### What is expected
Collect all lines containing the word "legend" from the data.

━━━━━━━━━━━━━━━━━━━━━━━━━━━━━━

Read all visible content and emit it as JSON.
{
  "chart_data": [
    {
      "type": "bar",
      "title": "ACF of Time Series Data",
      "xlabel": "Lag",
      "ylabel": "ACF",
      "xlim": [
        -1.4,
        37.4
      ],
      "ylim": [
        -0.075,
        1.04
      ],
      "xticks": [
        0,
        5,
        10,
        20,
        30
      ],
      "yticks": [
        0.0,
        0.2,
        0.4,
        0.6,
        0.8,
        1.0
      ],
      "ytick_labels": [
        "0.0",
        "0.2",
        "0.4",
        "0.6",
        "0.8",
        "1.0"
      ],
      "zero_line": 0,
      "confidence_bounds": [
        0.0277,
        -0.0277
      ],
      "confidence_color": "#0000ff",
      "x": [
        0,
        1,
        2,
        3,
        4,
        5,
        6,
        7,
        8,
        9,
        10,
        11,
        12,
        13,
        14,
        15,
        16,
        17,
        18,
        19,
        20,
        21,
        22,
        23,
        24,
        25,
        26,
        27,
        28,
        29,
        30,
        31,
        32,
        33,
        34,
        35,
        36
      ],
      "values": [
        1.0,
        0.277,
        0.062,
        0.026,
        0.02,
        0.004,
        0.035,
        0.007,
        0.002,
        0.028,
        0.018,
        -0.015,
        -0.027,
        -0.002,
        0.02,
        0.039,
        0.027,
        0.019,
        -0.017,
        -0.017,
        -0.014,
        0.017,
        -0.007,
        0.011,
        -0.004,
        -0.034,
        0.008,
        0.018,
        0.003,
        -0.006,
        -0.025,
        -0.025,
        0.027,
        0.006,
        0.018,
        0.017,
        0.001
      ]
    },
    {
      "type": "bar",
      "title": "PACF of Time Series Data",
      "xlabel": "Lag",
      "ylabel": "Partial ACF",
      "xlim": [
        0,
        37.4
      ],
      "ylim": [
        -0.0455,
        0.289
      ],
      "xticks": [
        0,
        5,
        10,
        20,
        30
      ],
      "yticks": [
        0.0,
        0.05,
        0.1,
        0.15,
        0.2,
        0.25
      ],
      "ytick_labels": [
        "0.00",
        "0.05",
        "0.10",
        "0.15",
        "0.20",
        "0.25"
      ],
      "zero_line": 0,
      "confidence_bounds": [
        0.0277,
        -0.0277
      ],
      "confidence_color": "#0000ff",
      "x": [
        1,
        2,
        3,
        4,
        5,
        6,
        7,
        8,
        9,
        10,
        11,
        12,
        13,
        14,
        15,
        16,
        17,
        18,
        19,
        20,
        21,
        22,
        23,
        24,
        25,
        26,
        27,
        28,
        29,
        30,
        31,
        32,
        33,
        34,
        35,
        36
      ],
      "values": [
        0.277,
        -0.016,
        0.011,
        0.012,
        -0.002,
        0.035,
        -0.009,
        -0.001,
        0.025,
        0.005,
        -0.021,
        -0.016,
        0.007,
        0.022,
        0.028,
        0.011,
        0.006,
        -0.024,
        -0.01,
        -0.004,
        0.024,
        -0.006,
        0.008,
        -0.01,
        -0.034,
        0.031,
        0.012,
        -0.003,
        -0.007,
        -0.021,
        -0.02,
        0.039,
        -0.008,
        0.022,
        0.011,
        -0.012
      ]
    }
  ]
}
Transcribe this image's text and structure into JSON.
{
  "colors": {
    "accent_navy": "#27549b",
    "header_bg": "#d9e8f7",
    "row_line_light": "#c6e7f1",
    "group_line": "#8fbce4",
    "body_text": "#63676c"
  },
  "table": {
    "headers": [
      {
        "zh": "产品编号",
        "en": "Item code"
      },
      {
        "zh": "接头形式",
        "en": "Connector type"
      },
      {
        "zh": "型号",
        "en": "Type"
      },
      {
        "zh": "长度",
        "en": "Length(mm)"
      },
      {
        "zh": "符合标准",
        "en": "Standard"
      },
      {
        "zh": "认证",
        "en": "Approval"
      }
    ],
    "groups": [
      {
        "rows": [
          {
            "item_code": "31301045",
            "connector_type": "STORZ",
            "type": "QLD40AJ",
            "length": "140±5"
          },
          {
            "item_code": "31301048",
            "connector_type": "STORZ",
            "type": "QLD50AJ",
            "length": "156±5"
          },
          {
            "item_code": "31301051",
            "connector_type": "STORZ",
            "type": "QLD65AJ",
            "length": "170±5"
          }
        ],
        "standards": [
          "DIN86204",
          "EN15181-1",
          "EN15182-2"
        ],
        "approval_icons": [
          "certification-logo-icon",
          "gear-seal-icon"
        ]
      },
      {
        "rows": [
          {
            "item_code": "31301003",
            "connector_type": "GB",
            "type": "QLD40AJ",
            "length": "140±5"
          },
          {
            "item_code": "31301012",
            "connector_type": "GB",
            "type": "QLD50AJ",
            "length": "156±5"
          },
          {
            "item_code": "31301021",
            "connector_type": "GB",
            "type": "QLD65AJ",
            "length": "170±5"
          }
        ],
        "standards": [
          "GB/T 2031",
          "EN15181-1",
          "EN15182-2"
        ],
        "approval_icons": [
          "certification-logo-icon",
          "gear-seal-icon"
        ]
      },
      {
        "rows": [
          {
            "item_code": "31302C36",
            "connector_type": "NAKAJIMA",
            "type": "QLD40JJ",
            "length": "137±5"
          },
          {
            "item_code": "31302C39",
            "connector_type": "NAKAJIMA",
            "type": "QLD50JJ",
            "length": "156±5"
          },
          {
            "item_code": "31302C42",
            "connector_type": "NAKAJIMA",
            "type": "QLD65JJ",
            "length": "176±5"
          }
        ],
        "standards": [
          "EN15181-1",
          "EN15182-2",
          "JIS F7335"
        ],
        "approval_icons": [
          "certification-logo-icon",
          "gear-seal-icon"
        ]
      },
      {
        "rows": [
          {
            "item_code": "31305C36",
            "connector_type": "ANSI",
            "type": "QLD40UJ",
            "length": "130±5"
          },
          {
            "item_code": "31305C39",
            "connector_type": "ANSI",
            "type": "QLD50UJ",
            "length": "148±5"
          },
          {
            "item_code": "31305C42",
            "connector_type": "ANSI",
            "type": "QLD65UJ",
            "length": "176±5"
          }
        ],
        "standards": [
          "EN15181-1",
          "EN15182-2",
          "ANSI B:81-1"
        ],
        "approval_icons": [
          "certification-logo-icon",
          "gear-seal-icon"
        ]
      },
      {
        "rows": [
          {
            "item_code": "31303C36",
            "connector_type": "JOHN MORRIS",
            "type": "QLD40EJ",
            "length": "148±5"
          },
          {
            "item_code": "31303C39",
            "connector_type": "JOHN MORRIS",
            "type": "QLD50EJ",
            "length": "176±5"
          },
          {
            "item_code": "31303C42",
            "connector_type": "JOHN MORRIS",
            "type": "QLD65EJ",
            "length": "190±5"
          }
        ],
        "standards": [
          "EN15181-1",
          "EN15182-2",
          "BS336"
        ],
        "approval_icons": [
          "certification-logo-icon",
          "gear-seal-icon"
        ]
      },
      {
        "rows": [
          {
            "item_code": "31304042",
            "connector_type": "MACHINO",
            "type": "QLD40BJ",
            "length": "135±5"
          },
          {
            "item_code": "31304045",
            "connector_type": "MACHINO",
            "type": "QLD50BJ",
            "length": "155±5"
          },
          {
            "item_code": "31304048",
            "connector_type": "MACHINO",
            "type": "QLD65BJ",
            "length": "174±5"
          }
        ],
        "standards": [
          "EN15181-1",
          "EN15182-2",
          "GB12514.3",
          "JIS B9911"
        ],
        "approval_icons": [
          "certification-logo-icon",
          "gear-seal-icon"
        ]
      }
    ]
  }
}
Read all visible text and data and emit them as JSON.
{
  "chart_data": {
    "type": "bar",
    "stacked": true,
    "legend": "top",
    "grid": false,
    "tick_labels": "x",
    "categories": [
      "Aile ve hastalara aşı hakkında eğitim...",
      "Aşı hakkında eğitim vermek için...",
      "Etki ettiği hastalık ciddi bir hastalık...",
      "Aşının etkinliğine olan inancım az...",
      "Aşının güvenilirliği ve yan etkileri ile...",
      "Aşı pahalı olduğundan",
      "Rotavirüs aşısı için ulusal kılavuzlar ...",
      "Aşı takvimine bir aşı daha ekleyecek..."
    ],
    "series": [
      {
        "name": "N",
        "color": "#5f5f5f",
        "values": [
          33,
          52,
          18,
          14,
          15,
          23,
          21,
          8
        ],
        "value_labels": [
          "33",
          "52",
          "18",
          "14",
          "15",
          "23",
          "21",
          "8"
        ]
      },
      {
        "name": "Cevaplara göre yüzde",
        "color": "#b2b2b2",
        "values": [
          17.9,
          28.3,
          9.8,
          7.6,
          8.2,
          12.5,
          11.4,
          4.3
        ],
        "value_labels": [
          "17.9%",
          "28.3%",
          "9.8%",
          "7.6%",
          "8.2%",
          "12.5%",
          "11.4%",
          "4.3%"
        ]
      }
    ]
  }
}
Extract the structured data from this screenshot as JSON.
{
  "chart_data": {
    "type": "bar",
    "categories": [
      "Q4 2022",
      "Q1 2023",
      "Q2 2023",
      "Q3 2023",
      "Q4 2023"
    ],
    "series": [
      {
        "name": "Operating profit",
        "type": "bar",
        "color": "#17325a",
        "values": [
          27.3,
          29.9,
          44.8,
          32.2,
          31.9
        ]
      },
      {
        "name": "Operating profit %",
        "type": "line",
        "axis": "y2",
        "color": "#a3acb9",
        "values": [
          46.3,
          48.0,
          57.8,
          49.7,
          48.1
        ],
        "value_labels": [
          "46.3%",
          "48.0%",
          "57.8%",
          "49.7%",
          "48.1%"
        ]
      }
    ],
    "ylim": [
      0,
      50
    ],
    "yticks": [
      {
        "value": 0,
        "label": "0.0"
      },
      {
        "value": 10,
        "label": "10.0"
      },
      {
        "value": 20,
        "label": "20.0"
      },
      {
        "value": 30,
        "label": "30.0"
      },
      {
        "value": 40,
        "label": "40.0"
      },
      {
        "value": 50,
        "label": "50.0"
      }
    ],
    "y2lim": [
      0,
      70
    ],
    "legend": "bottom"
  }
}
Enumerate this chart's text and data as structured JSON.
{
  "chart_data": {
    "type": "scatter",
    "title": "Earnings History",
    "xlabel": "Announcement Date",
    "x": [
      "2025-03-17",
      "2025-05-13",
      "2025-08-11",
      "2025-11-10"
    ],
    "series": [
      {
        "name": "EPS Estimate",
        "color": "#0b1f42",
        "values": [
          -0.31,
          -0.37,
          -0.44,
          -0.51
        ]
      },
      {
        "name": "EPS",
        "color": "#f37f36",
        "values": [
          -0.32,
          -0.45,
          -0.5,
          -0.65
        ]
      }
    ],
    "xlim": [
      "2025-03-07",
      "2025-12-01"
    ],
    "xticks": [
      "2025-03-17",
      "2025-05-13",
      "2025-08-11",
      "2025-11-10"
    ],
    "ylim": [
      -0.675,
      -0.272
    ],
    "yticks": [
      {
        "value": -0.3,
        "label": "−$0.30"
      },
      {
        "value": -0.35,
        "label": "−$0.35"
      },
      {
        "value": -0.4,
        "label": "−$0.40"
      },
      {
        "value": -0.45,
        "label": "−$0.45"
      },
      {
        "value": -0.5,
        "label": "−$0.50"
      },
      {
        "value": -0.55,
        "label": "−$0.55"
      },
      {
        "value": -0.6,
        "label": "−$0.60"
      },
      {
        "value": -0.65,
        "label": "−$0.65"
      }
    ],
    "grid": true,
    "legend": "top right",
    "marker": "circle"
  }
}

━━━━━━━━━━━━━━━━━━━━━━━━━━━━━━

### Completed task
    "legend": "top",
    "legend": "bottom"
    "legend": "top right",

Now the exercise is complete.